• [DATA EXTRACT]:
*-*-*

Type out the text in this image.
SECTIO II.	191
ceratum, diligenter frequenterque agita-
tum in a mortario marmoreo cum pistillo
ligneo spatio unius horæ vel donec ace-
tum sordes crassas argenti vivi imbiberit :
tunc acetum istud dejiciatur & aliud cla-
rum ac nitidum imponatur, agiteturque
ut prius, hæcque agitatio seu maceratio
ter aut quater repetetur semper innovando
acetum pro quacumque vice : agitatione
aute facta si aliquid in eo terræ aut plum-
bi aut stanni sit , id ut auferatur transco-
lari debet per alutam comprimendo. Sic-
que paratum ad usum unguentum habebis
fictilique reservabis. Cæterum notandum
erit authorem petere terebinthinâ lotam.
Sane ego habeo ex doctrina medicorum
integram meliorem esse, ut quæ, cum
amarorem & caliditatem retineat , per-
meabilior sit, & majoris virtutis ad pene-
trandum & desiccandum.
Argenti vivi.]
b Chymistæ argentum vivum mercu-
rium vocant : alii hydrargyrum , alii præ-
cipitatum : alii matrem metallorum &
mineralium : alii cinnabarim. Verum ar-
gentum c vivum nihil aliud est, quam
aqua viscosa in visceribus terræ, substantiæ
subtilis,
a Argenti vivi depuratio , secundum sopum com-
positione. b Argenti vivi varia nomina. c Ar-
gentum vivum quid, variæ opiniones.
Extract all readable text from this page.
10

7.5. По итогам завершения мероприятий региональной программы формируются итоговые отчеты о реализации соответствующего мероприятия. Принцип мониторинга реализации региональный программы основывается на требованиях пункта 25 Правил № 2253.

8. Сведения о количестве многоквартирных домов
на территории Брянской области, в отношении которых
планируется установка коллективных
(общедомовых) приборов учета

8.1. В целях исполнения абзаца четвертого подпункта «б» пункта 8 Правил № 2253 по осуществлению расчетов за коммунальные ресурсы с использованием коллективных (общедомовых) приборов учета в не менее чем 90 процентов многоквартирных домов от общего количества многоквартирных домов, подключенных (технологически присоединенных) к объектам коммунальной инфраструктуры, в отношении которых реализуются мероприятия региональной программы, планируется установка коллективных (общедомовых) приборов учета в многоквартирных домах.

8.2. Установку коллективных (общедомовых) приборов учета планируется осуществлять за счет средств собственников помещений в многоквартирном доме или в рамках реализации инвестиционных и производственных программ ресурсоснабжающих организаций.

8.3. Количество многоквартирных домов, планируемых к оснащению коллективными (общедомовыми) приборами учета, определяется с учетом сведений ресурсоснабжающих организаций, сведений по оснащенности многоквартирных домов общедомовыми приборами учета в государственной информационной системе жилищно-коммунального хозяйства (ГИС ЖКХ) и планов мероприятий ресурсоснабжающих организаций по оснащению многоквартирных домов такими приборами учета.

*-*-*

• [TO BE DONE]:
Print the whole listing exactly as it is.

• [ANSWER TO THIS TASK]:
Type out the text in this image.
SECTIO II.	191
ceratum, diligenter frequenterque agita-
tum in a mortario marmoreo cum pistillo
ligneo spatio unius horæ vel donec ace-
tum sordes crassas argenti vivi imbiberit :
tunc acetum istud dejiciatur & aliud cla-
rum ac nitidum imponatur, agiteturque
ut prius, hæcque agitatio seu maceratio
ter aut quater repetetur semper innovando
acetum pro quacumque vice : agitatione
aute facta si aliquid in eo terræ aut plum-
bi aut stanni sit , id ut auferatur transco-
lari debet per alutam comprimendo. Sic-
que paratum ad usum unguentum habebis
fictilique reservabis. Cæterum notandum
erit authorem petere terebinthinâ lotam.
Sane ego habeo ex doctrina medicorum
integram meliorem esse, ut quæ, cum
amarorem & caliditatem retineat , per-
meabilior sit, & majoris virtutis ad pene-
trandum & desiccandum.
Argenti vivi.]
b Chymistæ argentum vivum mercu-
rium vocant : alii hydrargyrum , alii præ-
cipitatum : alii matrem metallorum &
mineralium : alii cinnabarim. Verum ar-
gentum c vivum nihil aliud est, quam
aqua viscosa in visceribus terræ, substantiæ
subtilis,
a Argenti vivi depuratio , secundum sopum com-
positione. b Argenti vivi varia nomina. c Ar-
gentum vivum quid, variæ opiniones.
Extract all readable text from this page.
10

7.5. По итогам завершения мероприятий региональной программы формируются итоговые отчеты о реализации соответствующего мероприятия. Принцип мониторинга реализации региональный программы основывается на требованиях пункта 25 Правил № 2253.

8. Сведения о количестве многоквартирных домов
на территории Брянской области, в отношении которых
планируется установка коллективных
(общедомовых) приборов учета

8.1. В целях исполнения абзаца четвертого подпункта «б» пункта 8 Правил № 2253 по осуществлению расчетов за коммунальные ресурсы с использованием коллективных (общедомовых) приборов учета в не менее чем 90 процентов многоквартирных домов от общего количества многоквартирных домов, подключенных (технологически присоединенных) к объектам коммунальной инфраструктуры, в отношении которых реализуются мероприятия региональной программы, планируется установка коллективных (общедомовых) приборов учета в многоквартирных домах.

8.2. Установку коллективных (общедомовых) приборов учета планируется осуществлять за счет средств собственников помещений в многоквартирном доме или в рамках реализации инвестиционных и производственных программ ресурсоснабжающих организаций.

8.3. Количество многоквартирных домов, планируемых к оснащению коллективными (общедомовыми) приборами учета, определяется с учетом сведений ресурсоснабжающих организаций, сведений по оснащенности многоквартирных домов общедомовыми приборами учета в государственной информационной системе жилищно-коммунального хозяйства (ГИС ЖКХ) и планов мероприятий ресурсоснабжающих организаций по оснащению многоквартирных домов такими приборами учета.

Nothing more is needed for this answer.